TASK GOAL
Repeat all of the data precisely.

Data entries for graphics
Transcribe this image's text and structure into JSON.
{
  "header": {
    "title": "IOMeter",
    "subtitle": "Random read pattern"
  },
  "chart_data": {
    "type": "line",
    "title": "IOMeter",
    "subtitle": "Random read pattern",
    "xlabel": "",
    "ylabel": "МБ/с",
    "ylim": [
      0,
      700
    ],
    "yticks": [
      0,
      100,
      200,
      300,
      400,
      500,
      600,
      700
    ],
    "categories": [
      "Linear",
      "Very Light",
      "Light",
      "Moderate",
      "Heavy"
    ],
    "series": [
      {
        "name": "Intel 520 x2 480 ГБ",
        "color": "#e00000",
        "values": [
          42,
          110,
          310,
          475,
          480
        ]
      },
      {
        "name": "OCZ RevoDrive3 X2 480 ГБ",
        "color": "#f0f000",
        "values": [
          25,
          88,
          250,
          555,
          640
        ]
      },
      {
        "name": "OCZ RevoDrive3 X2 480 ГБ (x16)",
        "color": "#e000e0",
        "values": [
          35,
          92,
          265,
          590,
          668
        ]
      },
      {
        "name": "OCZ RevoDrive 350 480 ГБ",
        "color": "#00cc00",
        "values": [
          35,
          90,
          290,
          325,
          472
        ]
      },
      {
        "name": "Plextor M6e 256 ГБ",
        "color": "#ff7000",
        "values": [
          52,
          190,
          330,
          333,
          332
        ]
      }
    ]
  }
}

EXPECTED ANSWER
Transcribe this image's text and structure into JSON.
{
  "header": {
    "title": "IOMeter",
    "subtitle": "Random read pattern"
  },
  "chart_data": {
    "type": "line",
    "title": "IOMeter",
    "subtitle": "Random read pattern",
    "xlabel": "",
    "ylabel": "МБ/с",
    "ylim": [
      0,
      700
    ],
    "yticks": [
      0,
      100,
      200,
      300,
      400,
      500,
      600,
      700
    ],
    "categories": [
      "Linear",
      "Very Light",
      "Light",
      "Moderate",
      "Heavy"
    ],
    "series": [
      {
        "name": "Intel 520 x2 480 ГБ",
        "color": "#e00000",
        "values": [
          42,
          110,
          310,
          475,
          480
        ]
      },
      {
        "name": "OCZ RevoDrive3 X2 480 ГБ",
        "color": "#f0f000",
        "values": [
          25,
          88,
          250,
          555,
          640
        ]
      },
      {
        "name": "OCZ RevoDrive3 X2 480 ГБ (x16)",
        "color": "#e000e0",
        "values": [
          35,
          92,
          265,
          590,
          668
        ]
      },
      {
        "name": "OCZ RevoDrive 350 480 ГБ",
        "color": "#00cc00",
        "values": [
          35,
          90,
          290,
          325,
          472
        ]
      },
      {
        "name": "Plextor M6e 256 ГБ",
        "color": "#ff7000",
        "values": [
          52,
          190,
          330,
          333,
          332
        ]
      }
    ]
  }
}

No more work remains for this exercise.